_Stated problem_. Copy every line of the records below where the word "fast" occurs.

— START Available data —

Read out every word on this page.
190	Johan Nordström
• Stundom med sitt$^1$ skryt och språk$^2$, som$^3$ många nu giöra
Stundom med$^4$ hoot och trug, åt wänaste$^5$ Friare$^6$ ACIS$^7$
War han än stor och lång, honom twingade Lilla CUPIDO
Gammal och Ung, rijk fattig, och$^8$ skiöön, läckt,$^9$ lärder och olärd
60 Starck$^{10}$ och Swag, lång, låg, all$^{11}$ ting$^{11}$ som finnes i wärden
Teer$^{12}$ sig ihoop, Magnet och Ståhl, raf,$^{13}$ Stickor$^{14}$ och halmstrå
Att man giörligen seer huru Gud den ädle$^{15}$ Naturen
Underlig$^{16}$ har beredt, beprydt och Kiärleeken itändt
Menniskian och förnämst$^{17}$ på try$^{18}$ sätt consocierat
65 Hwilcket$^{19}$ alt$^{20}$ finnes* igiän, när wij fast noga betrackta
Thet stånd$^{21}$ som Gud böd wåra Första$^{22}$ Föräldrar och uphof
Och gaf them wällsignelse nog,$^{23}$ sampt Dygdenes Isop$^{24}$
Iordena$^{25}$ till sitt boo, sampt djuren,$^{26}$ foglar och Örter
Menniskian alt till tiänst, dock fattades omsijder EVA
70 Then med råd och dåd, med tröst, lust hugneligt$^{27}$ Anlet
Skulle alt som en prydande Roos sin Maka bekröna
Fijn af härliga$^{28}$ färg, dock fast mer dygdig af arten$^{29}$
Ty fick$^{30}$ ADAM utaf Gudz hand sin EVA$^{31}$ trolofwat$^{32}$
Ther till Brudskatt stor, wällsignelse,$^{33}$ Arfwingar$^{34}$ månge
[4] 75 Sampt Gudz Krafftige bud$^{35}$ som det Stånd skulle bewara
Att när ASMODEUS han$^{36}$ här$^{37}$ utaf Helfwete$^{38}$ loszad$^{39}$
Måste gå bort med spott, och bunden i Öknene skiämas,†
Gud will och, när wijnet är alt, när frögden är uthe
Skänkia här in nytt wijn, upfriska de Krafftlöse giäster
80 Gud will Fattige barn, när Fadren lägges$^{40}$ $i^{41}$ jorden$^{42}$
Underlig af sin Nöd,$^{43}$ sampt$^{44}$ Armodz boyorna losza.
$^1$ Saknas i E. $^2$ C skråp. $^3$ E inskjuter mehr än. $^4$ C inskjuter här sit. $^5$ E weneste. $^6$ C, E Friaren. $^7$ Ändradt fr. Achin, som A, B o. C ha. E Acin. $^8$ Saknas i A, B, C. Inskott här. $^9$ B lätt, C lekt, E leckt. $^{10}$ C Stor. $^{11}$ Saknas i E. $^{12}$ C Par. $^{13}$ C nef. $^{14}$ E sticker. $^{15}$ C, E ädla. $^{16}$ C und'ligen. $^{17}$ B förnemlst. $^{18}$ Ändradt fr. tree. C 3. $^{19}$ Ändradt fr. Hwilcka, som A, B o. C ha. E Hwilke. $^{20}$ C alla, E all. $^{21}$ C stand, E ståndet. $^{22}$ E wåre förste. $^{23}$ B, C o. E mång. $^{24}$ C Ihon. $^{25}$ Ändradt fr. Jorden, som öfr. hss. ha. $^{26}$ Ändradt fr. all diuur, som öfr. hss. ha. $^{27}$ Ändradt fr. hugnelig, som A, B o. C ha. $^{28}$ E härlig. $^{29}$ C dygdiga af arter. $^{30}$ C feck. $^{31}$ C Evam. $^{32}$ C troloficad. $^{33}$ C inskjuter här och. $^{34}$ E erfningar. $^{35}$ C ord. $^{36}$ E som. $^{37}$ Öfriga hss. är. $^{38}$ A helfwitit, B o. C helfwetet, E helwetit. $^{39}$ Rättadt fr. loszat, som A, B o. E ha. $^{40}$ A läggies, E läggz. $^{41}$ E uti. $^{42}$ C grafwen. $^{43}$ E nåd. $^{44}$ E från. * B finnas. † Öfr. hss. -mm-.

— END Available data —

_Answer to the task_.
65 Hwilcket$^{19}$ alt$^{20}$ finnes* igiän, när wij fast noga betrackta
Fijn af härliga$^{28}$ färg, dock fast mer dygdig af arten$^{29}$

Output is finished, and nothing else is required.